Set problem – Please restate the following records word for word.

Data excerpts –
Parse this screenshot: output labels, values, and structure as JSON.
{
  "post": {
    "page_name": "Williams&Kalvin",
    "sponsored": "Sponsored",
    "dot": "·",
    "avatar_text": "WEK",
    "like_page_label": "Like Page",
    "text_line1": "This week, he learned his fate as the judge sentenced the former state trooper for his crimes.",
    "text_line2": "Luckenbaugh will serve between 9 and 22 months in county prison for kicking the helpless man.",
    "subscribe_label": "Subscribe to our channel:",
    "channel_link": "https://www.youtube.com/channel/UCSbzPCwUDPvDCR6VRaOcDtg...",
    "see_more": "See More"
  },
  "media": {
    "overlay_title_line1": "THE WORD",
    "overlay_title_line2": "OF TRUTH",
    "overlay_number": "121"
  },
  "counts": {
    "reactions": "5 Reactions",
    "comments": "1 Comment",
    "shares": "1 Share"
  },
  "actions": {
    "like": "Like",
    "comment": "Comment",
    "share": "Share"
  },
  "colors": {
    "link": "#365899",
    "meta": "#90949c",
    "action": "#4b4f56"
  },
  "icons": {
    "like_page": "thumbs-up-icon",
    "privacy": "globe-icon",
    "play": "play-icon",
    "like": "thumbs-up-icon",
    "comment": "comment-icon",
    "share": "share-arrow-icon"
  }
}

Solution for this task –
Parse this screenshot: output labels, values, and structure as JSON.
{
  "post": {
    "page_name": "Williams&Kalvin",
    "sponsored": "Sponsored",
    "dot": "·",
    "avatar_text": "WEK",
    "like_page_label": "Like Page",
    "text_line1": "This week, he learned his fate as the judge sentenced the former state trooper for his crimes.",
    "text_line2": "Luckenbaugh will serve between 9 and 22 months in county prison for kicking the helpless man.",
    "subscribe_label": "Subscribe to our channel:",
    "channel_link": "https://www.youtube.com/channel/UCSbzPCwUDPvDCR6VRaOcDtg...",
    "see_more": "See More"
  },
  "media": {
    "overlay_title_line1": "THE WORD",
    "overlay_title_line2": "OF TRUTH",
    "overlay_number": "121"
  },
  "counts": {
    "reactions": "5 Reactions",
    "comments": "1 Comment",
    "shares": "1 Share"
  },
  "actions": {
    "like": "Like",
    "comment": "Comment",
    "share": "Share"
  },
  "colors": {
    "link": "#365899",
    "meta": "#90949c",
    "action": "#4b4f56"
  },
  "icons": {
    "like_page": "thumbs-up-icon",
    "privacy": "globe-icon",
    "play": "play-icon",
    "like": "thumbs-up-icon",
    "comment": "comment-icon",
    "share": "share-arrow-icon"
  }
}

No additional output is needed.